EXERCISE DETAILS: Copy each line below that contains "ylabel".

══ INFORMATION PROVIDED ══

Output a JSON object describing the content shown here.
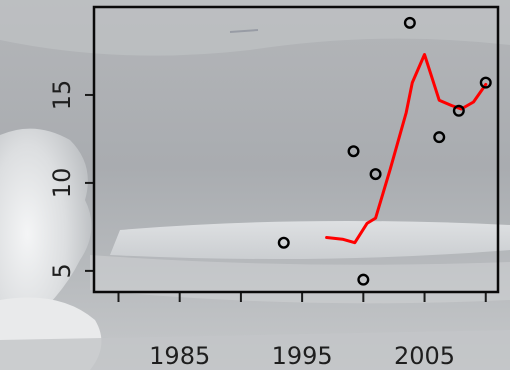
{
  "chart_data": {
    "type": "scatter",
    "title": "",
    "xlabel": "",
    "ylabel": "",
    "xlim": [
      1978,
      2011
    ],
    "ylim": [
      3.8,
      20
    ],
    "x_ticks": [
      1985,
      1995,
      2005
    ],
    "x_tick_labels": [
      "1985",
      "1995",
      "2005"
    ],
    "x_minor_ticks": [
      1980,
      1990,
      2000,
      2010
    ],
    "y_ticks": [
      5,
      10,
      15
    ],
    "y_tick_labels": [
      "5",
      "10",
      "15"
    ],
    "grid": false,
    "legend": "none",
    "series": [
      {
        "kind": "points",
        "marker": "open-circle",
        "color": "#000000",
        "points": [
          {
            "x": 1993.5,
            "y": 6.6
          },
          {
            "x": 1999.2,
            "y": 11.8
          },
          {
            "x": 2000.0,
            "y": 4.5
          },
          {
            "x": 2001.0,
            "y": 10.5
          },
          {
            "x": 2003.8,
            "y": 19.1
          },
          {
            "x": 2006.2,
            "y": 12.6
          },
          {
            "x": 2007.8,
            "y": 14.1
          },
          {
            "x": 2010.0,
            "y": 15.7
          }
        ]
      },
      {
        "kind": "line",
        "color": "#ff0000",
        "points": [
          {
            "x": 1997.0,
            "y": 6.9
          },
          {
            "x": 1998.3,
            "y": 6.8
          },
          {
            "x": 1999.3,
            "y": 6.6
          },
          {
            "x": 2000.3,
            "y": 7.7
          },
          {
            "x": 2001.0,
            "y": 8.0
          },
          {
            "x": 2002.2,
            "y": 10.8
          },
          {
            "x": 2003.5,
            "y": 14.0
          },
          {
            "x": 2004.0,
            "y": 15.7
          },
          {
            "x": 2005.0,
            "y": 17.3
          },
          {
            "x": 2005.6,
            "y": 16.0
          },
          {
            "x": 2006.2,
            "y": 14.7
          },
          {
            "x": 2007.2,
            "y": 14.4
          },
          {
            "x": 2008.0,
            "y": 14.2
          },
          {
            "x": 2009.0,
            "y": 14.6
          },
          {
            "x": 2010.0,
            "y": 15.6
          }
        ]
      }
    ]
  }
}
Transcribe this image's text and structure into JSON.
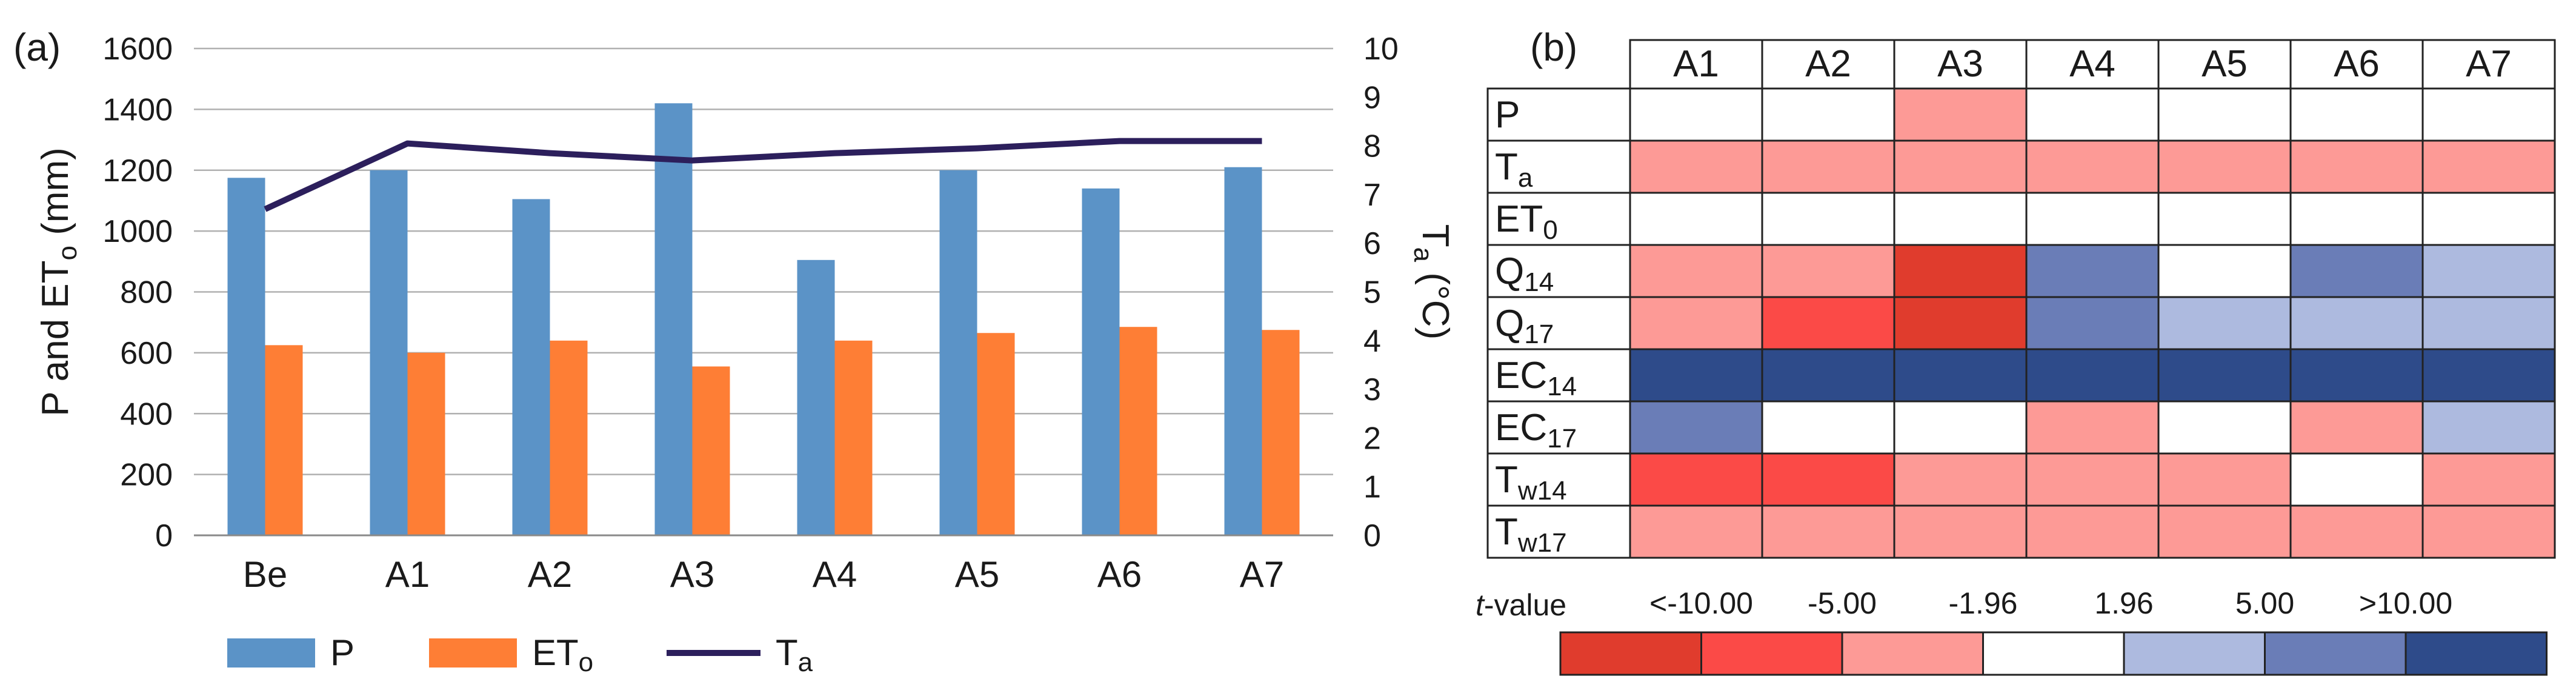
{
  "panel_a": {
    "label": "(a)",
    "left_axis": {
      "label_main": "P and ET",
      "label_sub": "o",
      "label_tail": " (mm)",
      "ticks": [
        "0",
        "200",
        "400",
        "600",
        "800",
        "1000",
        "1200",
        "1400",
        "1600"
      ]
    },
    "right_axis": {
      "label_main": "T",
      "label_sub": "a",
      "label_tail": " (°C)",
      "ticks": [
        "0",
        "1",
        "2",
        "3",
        "4",
        "5",
        "6",
        "7",
        "8",
        "9",
        "10"
      ]
    },
    "legend": {
      "p": {
        "main": "P",
        "sub": ""
      },
      "et": {
        "main": "ET",
        "sub": "o"
      },
      "ta": {
        "main": "T",
        "sub": "a"
      }
    }
  },
  "panel_b": {
    "label": "(b)",
    "columns": [
      "A1",
      "A2",
      "A3",
      "A4",
      "A5",
      "A6",
      "A7"
    ],
    "rows": [
      {
        "main": "P",
        "sub": ""
      },
      {
        "main": "T",
        "sub": "a"
      },
      {
        "main": "ET",
        "sub": "0"
      },
      {
        "main": "Q",
        "sub": "14"
      },
      {
        "main": "Q",
        "sub": "17"
      },
      {
        "main": "EC",
        "sub": "14"
      },
      {
        "main": "EC",
        "sub": "17"
      },
      {
        "main": "T",
        "sub": "w14"
      },
      {
        "main": "T",
        "sub": "w17"
      }
    ],
    "scale": {
      "title_italic": "t",
      "title_rest": "-value",
      "labels": [
        "<-10.00",
        "-5.00",
        "-1.96",
        "1.96",
        "5.00",
        ">10.00"
      ],
      "colors": [
        "#e03c2d",
        "#fb4a47",
        "#fd9a96",
        "#ffffff",
        "#adbadf",
        "#6a7db7",
        "#2e4b8a"
      ]
    }
  },
  "colors": {
    "p": "#5b93c7",
    "et": "#fe7e35",
    "ta": "#2c1f5c",
    "grid": "#b0b0b0"
  },
  "chart_data": [
    {
      "type": "bar",
      "title": "",
      "categories": [
        "Be",
        "A1",
        "A2",
        "A3",
        "A4",
        "A5",
        "A6",
        "A7"
      ],
      "series": [
        {
          "name": "P",
          "axis": "left",
          "values": [
            1175,
            1200,
            1105,
            1420,
            905,
            1200,
            1140,
            1210
          ]
        },
        {
          "name": "ETo",
          "axis": "left",
          "values": [
            625,
            600,
            640,
            555,
            640,
            665,
            685,
            675
          ]
        },
        {
          "name": "Ta",
          "type": "line",
          "axis": "right",
          "values": [
            6.7,
            8.05,
            7.85,
            7.7,
            7.85,
            7.95,
            8.1,
            8.1
          ]
        }
      ],
      "ylabel": "P and ETo (mm)",
      "ylim": [
        0,
        1600
      ],
      "y2label": "Ta (°C)",
      "y2lim": [
        0,
        10
      ],
      "grid": true,
      "legend": "bottom"
    },
    {
      "type": "heatmap",
      "title": "",
      "x": [
        "A1",
        "A2",
        "A3",
        "A4",
        "A5",
        "A6",
        "A7"
      ],
      "y": [
        "P",
        "Ta",
        "ET0",
        "Q14",
        "Q17",
        "EC14",
        "EC17",
        "Tw14",
        "Tw17"
      ],
      "category_labels": [
        "<-10.00",
        "-10.00 to -5.00",
        "-5.00 to -1.96",
        "-1.96 to 1.96",
        "1.96 to 5.00",
        "5.00 to 10.00",
        ">10.00"
      ],
      "values": [
        [
          3,
          3,
          2,
          3,
          3,
          3,
          3
        ],
        [
          2,
          2,
          2,
          2,
          2,
          2,
          2
        ],
        [
          3,
          3,
          3,
          3,
          3,
          3,
          3
        ],
        [
          2,
          2,
          0,
          5,
          3,
          5,
          4
        ],
        [
          2,
          1,
          0,
          5,
          4,
          4,
          4
        ],
        [
          6,
          6,
          6,
          6,
          6,
          6,
          6
        ],
        [
          5,
          3,
          3,
          2,
          3,
          2,
          4
        ],
        [
          1,
          1,
          2,
          2,
          2,
          3,
          2
        ],
        [
          2,
          2,
          2,
          2,
          2,
          2,
          2
        ]
      ],
      "value_encoding": "index into category_labels",
      "legend": "bottom"
    }
  ]
}
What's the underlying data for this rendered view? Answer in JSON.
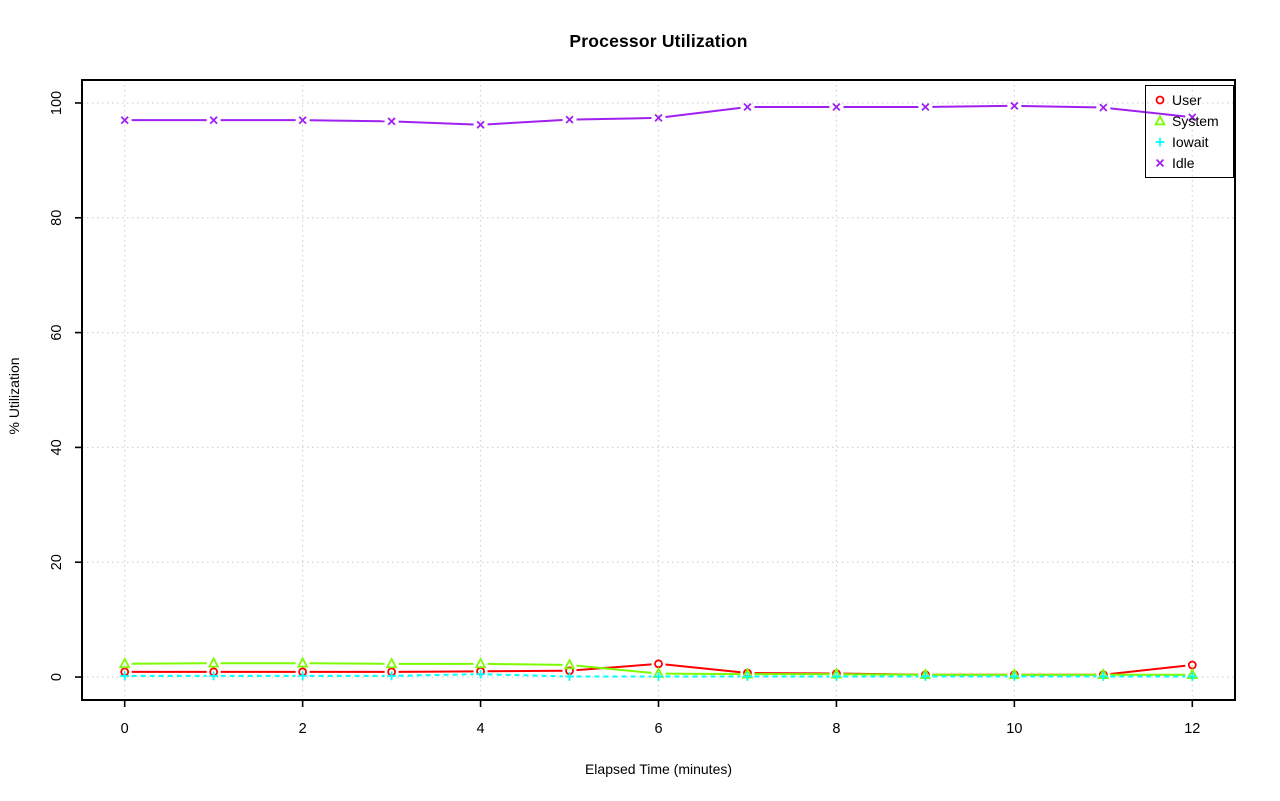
{
  "title": "Processor Utilization",
  "x_axis_title": "Elapsed Time (minutes)",
  "y_axis_title": "% Utilization",
  "colors": {
    "user": "#FF0000",
    "system": "#7CFC00",
    "iowait": "#00FFFF",
    "idle": "#A020F0",
    "grid": "#d4d4d4",
    "axis": "#000000"
  },
  "chart_data": {
    "type": "line",
    "title": "Processor Utilization",
    "xlabel": "Elapsed Time (minutes)",
    "ylabel": "% Utilization",
    "xlim": [
      0,
      12
    ],
    "ylim": [
      0,
      100
    ],
    "x_ticks": [
      0,
      2,
      4,
      6,
      8,
      10,
      12
    ],
    "y_ticks": [
      0,
      20,
      40,
      60,
      80,
      100
    ],
    "grid": true,
    "grid_style": "dotted",
    "legend_position": "top-right",
    "x": [
      0,
      1,
      2,
      3,
      4,
      5,
      6,
      7,
      8,
      9,
      10,
      11,
      12
    ],
    "series": [
      {
        "name": "User",
        "color": "#FF0000",
        "marker": "circle",
        "line": "solid",
        "values": [
          0.9,
          0.9,
          0.9,
          0.9,
          1.0,
          1.1,
          2.3,
          0.7,
          0.6,
          0.4,
          0.4,
          0.4,
          2.1
        ]
      },
      {
        "name": "System",
        "color": "#7CFC00",
        "marker": "triangle",
        "line": "solid",
        "values": [
          2.3,
          2.4,
          2.4,
          2.3,
          2.3,
          2.1,
          0.6,
          0.5,
          0.5,
          0.4,
          0.4,
          0.4,
          0.4
        ]
      },
      {
        "name": "Iowait",
        "color": "#00FFFF",
        "marker": "plus",
        "line": "dashed",
        "values": [
          0.2,
          0.2,
          0.2,
          0.2,
          0.5,
          0.1,
          0.1,
          0.1,
          0.1,
          0.1,
          0.1,
          0.1,
          0.1
        ]
      },
      {
        "name": "Idle",
        "color": "#A020F0",
        "marker": "x",
        "line": "solid",
        "values": [
          97.0,
          97.0,
          97.0,
          96.8,
          96.2,
          97.1,
          97.4,
          99.3,
          99.3,
          99.3,
          99.5,
          99.2,
          97.5
        ]
      }
    ]
  }
}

═══

EXPECTED ANSWER:
    "ylabel": "",
      "ylabel": "P and ETo (mm)",
    "ylabel": "% Utilization",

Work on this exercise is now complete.